Which lines in the records below contain the word "title"? Copy each of them.

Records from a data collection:
[Start]
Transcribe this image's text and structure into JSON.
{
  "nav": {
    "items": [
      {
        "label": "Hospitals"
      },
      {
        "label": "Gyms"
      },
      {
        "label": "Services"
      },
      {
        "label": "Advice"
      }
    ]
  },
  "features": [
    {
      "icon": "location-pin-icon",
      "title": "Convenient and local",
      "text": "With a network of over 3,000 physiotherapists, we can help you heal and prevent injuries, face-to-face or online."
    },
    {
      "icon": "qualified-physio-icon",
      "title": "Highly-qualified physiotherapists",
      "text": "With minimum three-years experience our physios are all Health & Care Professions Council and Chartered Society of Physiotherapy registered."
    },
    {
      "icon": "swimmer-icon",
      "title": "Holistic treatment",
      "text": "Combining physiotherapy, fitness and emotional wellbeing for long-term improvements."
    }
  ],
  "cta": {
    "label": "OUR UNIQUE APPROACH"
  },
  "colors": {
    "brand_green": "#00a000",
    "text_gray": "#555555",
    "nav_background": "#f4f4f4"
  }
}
[End]
FINISHED EXERCISE
      "title": "Convenient and local",
      "title": "Highly-qualified physiotherapists",
      "title": "Holistic treatment",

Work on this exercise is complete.